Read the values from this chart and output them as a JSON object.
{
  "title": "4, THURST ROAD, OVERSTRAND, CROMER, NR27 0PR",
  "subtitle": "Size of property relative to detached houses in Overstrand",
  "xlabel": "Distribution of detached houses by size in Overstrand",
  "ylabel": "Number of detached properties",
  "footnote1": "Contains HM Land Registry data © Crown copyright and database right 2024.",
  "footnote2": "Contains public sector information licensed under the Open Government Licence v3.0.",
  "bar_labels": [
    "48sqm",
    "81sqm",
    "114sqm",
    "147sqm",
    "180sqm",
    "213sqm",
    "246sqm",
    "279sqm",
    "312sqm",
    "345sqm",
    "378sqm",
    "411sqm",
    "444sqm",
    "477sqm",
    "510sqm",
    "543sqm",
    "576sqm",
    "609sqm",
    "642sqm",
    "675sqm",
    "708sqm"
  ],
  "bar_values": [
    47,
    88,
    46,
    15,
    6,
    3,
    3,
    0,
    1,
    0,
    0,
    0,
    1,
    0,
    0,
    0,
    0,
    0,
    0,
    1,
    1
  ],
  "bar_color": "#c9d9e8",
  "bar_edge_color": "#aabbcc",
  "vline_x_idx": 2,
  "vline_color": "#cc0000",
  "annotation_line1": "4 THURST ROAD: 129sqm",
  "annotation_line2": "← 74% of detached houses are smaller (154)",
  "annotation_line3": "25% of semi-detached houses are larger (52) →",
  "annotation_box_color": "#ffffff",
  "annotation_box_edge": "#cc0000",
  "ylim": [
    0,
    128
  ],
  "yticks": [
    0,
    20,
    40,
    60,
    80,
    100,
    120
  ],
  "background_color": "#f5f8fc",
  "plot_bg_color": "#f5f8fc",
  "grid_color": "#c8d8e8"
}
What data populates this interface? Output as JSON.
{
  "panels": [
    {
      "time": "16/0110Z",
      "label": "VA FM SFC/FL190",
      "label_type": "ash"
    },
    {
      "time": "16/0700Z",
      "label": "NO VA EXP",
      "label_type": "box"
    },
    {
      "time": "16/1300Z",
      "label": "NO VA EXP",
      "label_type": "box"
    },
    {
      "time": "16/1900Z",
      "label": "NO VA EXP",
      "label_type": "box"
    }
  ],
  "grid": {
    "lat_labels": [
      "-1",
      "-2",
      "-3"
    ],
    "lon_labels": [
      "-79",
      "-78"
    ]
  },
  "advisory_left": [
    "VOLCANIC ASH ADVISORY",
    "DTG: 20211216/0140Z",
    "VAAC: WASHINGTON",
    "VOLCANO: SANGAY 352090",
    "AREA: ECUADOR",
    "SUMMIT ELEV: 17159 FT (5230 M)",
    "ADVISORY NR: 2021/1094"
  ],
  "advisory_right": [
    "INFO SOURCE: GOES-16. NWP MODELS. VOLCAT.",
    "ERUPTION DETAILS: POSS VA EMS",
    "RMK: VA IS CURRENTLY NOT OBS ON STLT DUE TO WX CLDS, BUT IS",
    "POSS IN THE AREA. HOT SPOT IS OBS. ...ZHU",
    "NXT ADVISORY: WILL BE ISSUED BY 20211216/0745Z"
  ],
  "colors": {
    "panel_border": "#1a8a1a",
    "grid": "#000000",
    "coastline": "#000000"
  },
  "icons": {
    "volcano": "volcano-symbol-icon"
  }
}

• [PROBLEM STATEMENT]:
Find the word "THURST" in the data and copy out each line where it turns up.

• [REPLY]:
  "title": "4, THURST ROAD, OVERSTRAND, CROMER, NR27 0PR",
  "annotation_line1": "4 THURST ROAD: 129sqm",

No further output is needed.